* BEGIN Records to process *

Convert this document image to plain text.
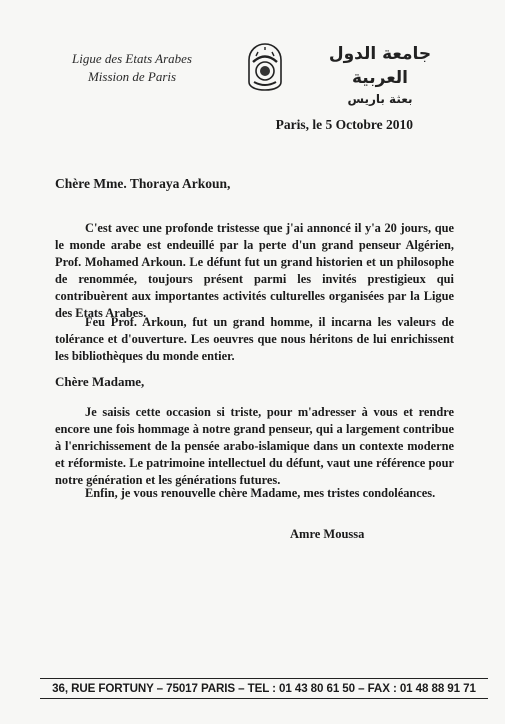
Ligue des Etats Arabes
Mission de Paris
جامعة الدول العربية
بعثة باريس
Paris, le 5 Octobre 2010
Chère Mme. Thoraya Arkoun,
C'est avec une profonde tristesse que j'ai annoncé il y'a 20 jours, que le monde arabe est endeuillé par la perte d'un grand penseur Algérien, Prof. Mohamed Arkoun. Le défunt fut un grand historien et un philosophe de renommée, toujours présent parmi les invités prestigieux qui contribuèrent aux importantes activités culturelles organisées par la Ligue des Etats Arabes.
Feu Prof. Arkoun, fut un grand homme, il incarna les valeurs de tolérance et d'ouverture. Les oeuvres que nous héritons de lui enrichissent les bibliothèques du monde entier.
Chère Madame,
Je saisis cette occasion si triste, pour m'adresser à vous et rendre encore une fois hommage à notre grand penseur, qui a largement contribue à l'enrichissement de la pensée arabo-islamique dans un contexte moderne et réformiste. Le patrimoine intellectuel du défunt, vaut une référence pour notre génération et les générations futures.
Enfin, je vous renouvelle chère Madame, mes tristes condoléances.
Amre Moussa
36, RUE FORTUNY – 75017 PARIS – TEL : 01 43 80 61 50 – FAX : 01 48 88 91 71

* END Records to process *
* BEGIN Records to process *

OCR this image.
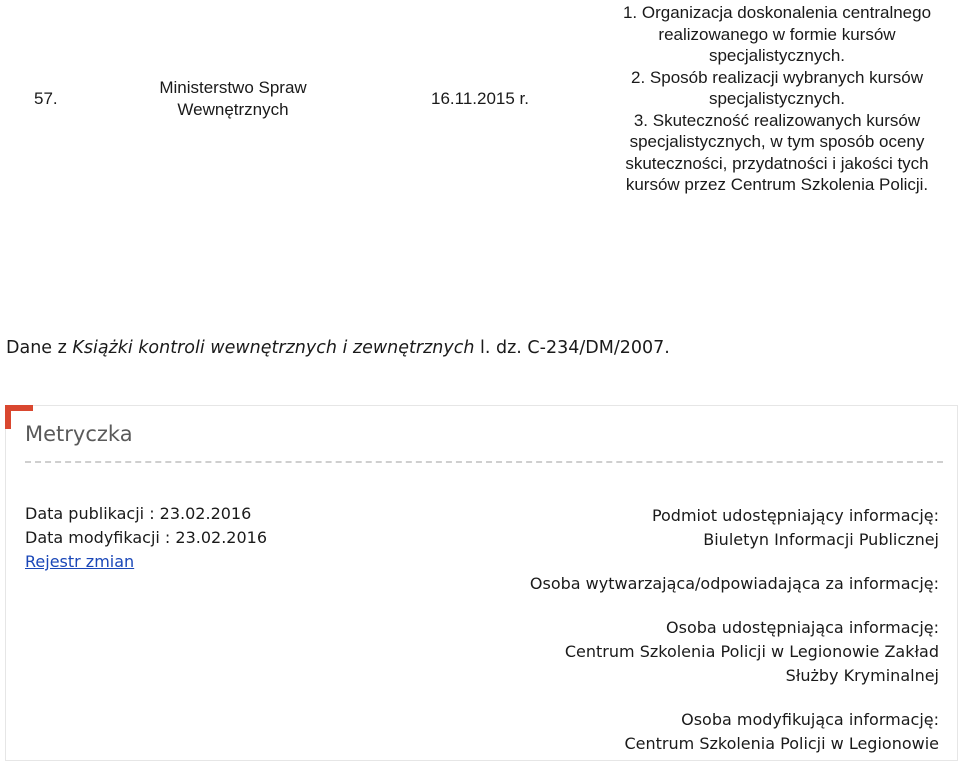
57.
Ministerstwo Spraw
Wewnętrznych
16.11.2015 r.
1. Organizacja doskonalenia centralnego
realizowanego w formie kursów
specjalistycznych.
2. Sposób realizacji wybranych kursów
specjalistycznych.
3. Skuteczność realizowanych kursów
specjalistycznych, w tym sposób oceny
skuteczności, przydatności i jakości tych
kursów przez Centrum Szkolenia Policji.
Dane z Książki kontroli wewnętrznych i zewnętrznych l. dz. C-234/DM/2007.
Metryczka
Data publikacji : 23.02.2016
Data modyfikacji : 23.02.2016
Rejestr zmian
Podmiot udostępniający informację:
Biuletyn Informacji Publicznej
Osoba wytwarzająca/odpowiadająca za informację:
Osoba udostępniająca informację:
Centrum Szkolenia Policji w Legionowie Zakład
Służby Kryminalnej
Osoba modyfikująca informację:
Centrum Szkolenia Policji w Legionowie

* END Records to process *
* BEGIN Records to process *

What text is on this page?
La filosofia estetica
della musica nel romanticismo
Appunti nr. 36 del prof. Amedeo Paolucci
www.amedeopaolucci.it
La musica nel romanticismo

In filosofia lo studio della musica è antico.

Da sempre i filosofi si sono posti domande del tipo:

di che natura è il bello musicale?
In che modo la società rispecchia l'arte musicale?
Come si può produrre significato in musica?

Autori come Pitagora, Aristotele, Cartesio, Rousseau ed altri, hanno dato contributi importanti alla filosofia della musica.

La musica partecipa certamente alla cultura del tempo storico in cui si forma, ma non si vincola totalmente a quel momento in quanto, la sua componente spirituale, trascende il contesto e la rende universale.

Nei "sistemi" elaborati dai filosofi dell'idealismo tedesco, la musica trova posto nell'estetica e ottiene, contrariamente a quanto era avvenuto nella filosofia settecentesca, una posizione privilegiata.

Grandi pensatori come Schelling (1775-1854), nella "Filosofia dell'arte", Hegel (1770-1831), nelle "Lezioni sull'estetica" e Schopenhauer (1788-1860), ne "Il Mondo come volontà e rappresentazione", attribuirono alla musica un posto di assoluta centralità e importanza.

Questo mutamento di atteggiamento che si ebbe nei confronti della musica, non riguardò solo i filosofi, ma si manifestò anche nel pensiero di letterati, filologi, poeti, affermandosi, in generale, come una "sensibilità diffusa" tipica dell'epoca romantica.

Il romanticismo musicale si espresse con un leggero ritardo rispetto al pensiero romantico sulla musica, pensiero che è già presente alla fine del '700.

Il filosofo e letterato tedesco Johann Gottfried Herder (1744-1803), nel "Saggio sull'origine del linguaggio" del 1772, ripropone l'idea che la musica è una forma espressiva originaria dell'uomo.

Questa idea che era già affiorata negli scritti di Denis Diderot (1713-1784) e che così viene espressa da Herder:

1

* END Records to process *

**Goal**
From the entries, report each line that includes the word "Data".

**Response**
Data publikacji : 23.02.2016
Data modyfikacji : 23.02.2016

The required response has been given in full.